## What you have to do
Tally the lines below that contain the word "Beds", and give only that number.

===============

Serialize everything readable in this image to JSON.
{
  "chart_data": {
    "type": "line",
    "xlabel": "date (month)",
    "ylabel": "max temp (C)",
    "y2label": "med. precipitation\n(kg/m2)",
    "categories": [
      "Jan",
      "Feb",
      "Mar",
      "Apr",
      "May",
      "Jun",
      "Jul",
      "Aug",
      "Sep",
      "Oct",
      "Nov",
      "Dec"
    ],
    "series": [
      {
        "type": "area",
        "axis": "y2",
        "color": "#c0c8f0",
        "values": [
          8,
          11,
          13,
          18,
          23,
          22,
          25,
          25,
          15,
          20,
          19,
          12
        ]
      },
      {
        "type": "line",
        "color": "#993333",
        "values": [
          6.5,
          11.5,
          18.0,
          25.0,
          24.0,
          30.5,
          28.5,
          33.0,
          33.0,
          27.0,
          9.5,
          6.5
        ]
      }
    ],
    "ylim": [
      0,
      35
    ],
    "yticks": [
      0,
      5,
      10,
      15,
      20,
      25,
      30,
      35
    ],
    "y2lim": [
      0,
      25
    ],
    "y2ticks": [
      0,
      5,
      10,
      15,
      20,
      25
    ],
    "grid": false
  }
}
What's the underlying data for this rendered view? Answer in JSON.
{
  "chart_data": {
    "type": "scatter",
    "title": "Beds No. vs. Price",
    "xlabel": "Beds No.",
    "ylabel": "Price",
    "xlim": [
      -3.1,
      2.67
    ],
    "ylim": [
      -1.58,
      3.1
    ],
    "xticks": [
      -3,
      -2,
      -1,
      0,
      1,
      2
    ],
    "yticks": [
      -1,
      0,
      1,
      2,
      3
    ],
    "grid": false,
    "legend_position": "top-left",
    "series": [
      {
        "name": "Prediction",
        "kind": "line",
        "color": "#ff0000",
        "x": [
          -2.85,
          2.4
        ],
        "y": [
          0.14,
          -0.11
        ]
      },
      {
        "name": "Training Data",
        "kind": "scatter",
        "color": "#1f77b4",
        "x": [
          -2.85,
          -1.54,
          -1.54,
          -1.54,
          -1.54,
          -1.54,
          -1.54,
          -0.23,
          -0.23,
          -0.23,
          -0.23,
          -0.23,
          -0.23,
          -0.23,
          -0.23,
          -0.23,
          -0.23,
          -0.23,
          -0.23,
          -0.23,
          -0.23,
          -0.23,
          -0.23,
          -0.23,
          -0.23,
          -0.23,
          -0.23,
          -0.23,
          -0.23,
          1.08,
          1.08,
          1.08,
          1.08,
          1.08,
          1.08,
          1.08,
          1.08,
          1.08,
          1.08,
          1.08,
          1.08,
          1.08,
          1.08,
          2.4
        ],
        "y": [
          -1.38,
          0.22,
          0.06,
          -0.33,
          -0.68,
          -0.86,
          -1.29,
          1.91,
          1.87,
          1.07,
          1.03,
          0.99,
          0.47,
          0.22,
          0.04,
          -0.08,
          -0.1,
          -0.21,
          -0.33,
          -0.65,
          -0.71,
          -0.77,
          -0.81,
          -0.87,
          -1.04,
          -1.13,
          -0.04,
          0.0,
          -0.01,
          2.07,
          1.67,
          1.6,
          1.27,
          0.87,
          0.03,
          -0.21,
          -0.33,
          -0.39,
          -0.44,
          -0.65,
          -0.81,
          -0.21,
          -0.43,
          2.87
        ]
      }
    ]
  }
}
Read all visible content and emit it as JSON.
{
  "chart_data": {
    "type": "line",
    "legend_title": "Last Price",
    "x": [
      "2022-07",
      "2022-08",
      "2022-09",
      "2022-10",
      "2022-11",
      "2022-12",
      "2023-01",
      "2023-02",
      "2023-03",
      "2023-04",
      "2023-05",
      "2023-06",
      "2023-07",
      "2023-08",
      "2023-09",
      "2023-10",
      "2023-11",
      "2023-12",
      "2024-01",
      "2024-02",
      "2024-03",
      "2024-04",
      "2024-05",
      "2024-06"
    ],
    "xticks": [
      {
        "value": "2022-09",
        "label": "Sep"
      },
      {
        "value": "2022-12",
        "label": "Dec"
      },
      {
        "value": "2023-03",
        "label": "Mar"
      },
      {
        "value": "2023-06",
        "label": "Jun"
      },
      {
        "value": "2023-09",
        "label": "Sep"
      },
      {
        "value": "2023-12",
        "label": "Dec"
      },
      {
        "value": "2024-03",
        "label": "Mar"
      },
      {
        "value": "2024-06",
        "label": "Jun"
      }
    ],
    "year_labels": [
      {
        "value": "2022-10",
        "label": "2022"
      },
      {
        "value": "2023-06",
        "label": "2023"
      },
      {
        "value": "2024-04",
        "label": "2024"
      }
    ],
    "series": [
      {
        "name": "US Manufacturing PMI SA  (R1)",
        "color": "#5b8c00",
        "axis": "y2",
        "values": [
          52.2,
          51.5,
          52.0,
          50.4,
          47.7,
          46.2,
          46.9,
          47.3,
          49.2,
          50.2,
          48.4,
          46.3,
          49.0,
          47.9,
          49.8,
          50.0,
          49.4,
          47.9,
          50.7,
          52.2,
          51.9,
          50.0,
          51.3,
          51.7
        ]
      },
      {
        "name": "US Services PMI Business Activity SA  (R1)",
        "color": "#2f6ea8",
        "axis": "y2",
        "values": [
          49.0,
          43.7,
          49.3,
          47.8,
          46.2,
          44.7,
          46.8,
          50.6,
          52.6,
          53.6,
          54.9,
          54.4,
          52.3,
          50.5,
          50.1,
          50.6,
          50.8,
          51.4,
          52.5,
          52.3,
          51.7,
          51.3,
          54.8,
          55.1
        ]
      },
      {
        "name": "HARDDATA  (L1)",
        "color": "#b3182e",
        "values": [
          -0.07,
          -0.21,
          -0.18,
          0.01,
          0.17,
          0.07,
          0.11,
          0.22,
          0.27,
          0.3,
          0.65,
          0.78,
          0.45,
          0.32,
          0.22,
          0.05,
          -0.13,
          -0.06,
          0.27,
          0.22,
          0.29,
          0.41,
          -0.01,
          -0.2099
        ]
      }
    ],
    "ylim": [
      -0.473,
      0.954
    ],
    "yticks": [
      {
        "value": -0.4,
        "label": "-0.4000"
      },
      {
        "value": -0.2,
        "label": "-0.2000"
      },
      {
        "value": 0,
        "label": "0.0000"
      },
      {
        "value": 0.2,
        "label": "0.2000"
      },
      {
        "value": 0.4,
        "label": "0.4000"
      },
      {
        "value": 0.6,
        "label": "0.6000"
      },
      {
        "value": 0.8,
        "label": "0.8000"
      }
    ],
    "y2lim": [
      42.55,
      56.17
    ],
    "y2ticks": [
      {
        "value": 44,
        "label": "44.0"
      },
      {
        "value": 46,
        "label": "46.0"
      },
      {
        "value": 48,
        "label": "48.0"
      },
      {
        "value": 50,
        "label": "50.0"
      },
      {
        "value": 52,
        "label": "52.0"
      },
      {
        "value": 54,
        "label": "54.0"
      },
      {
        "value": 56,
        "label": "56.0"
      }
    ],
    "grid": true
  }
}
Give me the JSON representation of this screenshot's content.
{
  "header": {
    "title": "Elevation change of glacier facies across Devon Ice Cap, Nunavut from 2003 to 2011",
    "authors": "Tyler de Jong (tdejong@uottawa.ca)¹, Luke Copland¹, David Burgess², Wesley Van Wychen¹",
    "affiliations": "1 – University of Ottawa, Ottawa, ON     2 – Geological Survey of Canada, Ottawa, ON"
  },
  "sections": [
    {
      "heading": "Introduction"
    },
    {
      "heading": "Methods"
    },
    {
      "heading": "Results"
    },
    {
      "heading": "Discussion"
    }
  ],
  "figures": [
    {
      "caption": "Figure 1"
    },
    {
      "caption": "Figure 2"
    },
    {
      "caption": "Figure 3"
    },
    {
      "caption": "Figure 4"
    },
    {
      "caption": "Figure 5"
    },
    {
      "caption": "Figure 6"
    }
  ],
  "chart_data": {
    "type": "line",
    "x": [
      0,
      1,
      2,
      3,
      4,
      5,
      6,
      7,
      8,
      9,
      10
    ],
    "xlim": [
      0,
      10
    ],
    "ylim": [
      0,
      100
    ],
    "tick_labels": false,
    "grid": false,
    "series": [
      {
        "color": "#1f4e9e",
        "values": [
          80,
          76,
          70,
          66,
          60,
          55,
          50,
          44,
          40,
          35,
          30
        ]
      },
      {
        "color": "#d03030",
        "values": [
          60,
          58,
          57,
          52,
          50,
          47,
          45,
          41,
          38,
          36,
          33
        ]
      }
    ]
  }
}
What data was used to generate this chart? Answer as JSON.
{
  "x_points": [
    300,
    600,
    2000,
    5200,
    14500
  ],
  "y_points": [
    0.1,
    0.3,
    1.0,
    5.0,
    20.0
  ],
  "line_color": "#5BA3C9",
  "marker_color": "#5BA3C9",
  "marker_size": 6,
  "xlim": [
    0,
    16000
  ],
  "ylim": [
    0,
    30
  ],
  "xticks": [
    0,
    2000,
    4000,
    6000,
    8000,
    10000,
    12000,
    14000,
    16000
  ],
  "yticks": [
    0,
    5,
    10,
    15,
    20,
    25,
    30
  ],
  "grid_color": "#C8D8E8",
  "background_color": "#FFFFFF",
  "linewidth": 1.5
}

===============

## Response below
2